GIVEN TASK - Below is a block of records; reproduce all of them exactly and leave out any pictures.

DATASET ROWS -
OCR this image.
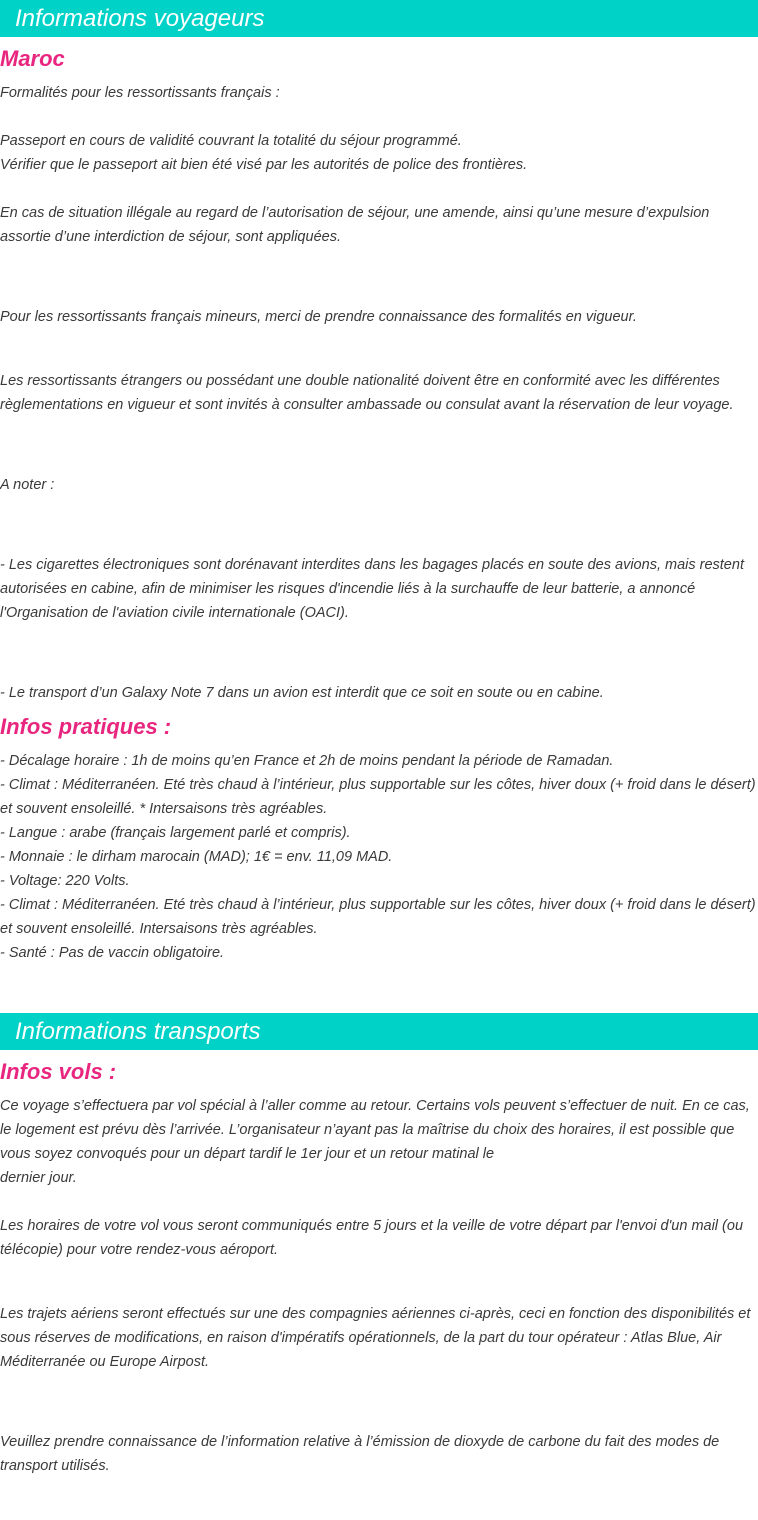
Informations voyageurs
Maroc

Formalités pour les ressortissants français :

Passeport en cours de validité couvrant la totalité du séjour programmé.

Vérifier que le passeport ait bien été visé par les autorités de police des frontières.

En cas de situation illégale au regard de l’autorisation de séjour, une amende, ainsi qu’une mesure d’expulsion assortie d’une interdiction de séjour, sont appliquées.

Pour les ressortissants français mineurs, merci de prendre connaissance des formalités en vigueur.

Les ressortissants étrangers ou possédant une double nationalité doivent être en conformité avec les différentes règlementations en vigueur et sont invités à consulter ambassade ou consulat avant la réservation de leur voyage.

A noter :

- Les cigarettes électroniques sont dorénavant interdites dans les bagages placés en soute des avions, mais restent autorisées en cabine, afin de minimiser les risques d'incendie liés à la surchauffe de leur batterie, a annoncé l'Organisation de l'aviation civile internationale (OACI).

- Le transport d’un Galaxy Note 7 dans un avion est interdit que ce soit en soute ou en cabine.

Infos pratiques :

- Décalage horaire : 1h de moins qu’en France et 2h de moins pendant la période de Ramadan.

- Climat : Méditerranéen. Eté très chaud à l’intérieur, plus supportable sur les côtes, hiver doux (+ froid dans le désert) et souvent ensoleillé. * Intersaisons très agréables.

- Langue : arabe (français largement parlé et compris).

- Monnaie : le dirham marocain (MAD); 1€ = env. 11,09 MAD.

- Voltage: 220 Volts.

- Climat : Méditerranéen. Eté très chaud à l’intérieur, plus supportable sur les côtes, hiver doux (+ froid dans le désert) et souvent ensoleillé. Intersaisons très agréables.

- Santé : Pas de vaccin obligatoire.

Informations transports
Infos vols :

Ce voyage s’effectuera par vol spécial à l’aller comme au retour. Certains vols peuvent s’effectuer de nuit. En ce cas, le logement est prévu dès l’arrivée. L’organisateur n’ayant pas la maîtrise du choix des horaires, il est possible que vous soyez convoqués pour un départ tardif le 1er jour et un retour matinal le

dernier jour.

Les horaires de votre vol vous seront communiqués entre 5 jours et la veille de votre départ par l'envoi d'un mail (ou télécopie) pour votre rendez-vous aéroport.

Les trajets aériens seront effectués sur une des compagnies aériennes ci-après, ceci en fonction des disponibilités et sous réserves de modifications, en raison d'impératifs opérationnels, de la part du tour opérateur : Atlas Blue, Air Méditerranée ou Europe Airpost.

Veuillez prendre connaissance de l’information relative à l’émission de dioxyde de carbone du fait des modes de transport utilisés.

TASK SOLUTION -
OCR this image.
Informations voyageurs
Maroc

Formalités pour les ressortissants français :

Passeport en cours de validité couvrant la totalité du séjour programmé.

Vérifier que le passeport ait bien été visé par les autorités de police des frontières.

En cas de situation illégale au regard de l’autorisation de séjour, une amende, ainsi qu’une mesure d’expulsion assortie d’une interdiction de séjour, sont appliquées.

Pour les ressortissants français mineurs, merci de prendre connaissance des formalités en vigueur.

Les ressortissants étrangers ou possédant une double nationalité doivent être en conformité avec les différentes règlementations en vigueur et sont invités à consulter ambassade ou consulat avant la réservation de leur voyage.

A noter :

- Les cigarettes électroniques sont dorénavant interdites dans les bagages placés en soute des avions, mais restent autorisées en cabine, afin de minimiser les risques d'incendie liés à la surchauffe de leur batterie, a annoncé l'Organisation de l'aviation civile internationale (OACI).

- Le transport d’un Galaxy Note 7 dans un avion est interdit que ce soit en soute ou en cabine.

Infos pratiques :

- Décalage horaire : 1h de moins qu’en France et 2h de moins pendant la période de Ramadan.

- Climat : Méditerranéen. Eté très chaud à l’intérieur, plus supportable sur les côtes, hiver doux (+ froid dans le désert) et souvent ensoleillé. * Intersaisons très agréables.

- Langue : arabe (français largement parlé et compris).

- Monnaie : le dirham marocain (MAD); 1€ = env. 11,09 MAD.

- Voltage: 220 Volts.

- Climat : Méditerranéen. Eté très chaud à l’intérieur, plus supportable sur les côtes, hiver doux (+ froid dans le désert) et souvent ensoleillé. Intersaisons très agréables.

- Santé : Pas de vaccin obligatoire.

Informations transports
Infos vols :

Ce voyage s’effectuera par vol spécial à l’aller comme au retour. Certains vols peuvent s’effectuer de nuit. En ce cas, le logement est prévu dès l’arrivée. L’organisateur n’ayant pas la maîtrise du choix des horaires, il est possible que vous soyez convoqués pour un départ tardif le 1er jour et un retour matinal le

dernier jour.

Les horaires de votre vol vous seront communiqués entre 5 jours et la veille de votre départ par l'envoi d'un mail (ou télécopie) pour votre rendez-vous aéroport.

Les trajets aériens seront effectués sur une des compagnies aériennes ci-après, ceci en fonction des disponibilités et sous réserves de modifications, en raison d'impératifs opérationnels, de la part du tour opérateur : Atlas Blue, Air Méditerranée ou Europe Airpost.

Veuillez prendre connaissance de l’information relative à l’émission de dioxyde de carbone du fait des modes de transport utilisés.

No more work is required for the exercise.